CHALLENGE:
Look through the listing for the word "check". Copy each line that has it.

-- start INFORMATION PROVIDED --

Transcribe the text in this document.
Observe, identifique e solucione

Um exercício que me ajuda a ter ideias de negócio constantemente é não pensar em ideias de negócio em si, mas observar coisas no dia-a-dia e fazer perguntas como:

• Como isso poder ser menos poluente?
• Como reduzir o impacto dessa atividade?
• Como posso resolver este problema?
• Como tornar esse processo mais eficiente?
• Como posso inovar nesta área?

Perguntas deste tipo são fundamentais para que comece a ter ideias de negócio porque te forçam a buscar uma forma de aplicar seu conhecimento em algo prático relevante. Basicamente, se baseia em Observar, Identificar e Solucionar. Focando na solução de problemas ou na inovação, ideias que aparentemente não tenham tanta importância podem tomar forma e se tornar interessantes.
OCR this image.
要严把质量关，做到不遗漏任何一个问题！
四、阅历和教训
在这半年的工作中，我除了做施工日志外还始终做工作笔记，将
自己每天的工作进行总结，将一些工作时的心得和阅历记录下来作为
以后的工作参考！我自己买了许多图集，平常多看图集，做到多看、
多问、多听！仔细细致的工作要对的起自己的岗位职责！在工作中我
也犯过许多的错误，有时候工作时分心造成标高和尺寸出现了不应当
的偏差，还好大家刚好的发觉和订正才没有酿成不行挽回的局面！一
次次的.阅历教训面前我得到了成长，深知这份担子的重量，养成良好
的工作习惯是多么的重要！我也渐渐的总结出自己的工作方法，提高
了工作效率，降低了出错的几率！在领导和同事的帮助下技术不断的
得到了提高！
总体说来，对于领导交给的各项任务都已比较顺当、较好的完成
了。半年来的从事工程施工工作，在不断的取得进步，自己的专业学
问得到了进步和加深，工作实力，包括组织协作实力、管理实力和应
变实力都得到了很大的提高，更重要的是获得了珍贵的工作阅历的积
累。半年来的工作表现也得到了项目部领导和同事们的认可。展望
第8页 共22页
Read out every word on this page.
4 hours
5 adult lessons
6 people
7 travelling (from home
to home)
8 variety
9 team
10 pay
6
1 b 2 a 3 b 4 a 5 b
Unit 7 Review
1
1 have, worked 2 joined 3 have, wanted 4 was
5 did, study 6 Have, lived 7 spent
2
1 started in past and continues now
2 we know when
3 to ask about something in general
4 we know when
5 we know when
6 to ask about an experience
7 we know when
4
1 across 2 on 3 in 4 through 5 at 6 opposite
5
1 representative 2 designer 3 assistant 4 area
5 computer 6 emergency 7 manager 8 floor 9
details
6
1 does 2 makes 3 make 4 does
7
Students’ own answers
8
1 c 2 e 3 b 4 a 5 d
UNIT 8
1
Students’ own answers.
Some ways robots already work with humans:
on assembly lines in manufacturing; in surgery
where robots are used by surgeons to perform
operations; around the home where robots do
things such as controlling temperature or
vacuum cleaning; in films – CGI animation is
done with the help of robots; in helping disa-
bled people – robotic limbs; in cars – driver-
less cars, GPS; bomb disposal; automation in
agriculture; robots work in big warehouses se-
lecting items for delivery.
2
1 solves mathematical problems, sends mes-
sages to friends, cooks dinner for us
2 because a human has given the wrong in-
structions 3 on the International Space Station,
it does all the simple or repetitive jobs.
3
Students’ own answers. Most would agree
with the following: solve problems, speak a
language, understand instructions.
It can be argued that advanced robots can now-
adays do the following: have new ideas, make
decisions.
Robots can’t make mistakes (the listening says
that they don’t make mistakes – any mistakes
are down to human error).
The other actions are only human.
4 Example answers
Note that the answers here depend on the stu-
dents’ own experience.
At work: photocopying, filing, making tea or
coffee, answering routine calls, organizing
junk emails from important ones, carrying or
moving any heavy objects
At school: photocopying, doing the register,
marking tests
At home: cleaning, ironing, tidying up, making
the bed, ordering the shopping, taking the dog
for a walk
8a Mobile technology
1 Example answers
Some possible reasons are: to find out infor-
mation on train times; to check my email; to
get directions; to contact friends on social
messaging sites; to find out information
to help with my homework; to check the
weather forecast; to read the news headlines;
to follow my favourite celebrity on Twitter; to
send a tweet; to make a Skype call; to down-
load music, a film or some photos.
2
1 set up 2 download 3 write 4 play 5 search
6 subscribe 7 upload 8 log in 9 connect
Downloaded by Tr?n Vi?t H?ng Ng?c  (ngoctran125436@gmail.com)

-- end INFORMATION PROVIDED --

FINISHED ANSWER:
mation on train times; to check my email; to
to help with my homework; to check the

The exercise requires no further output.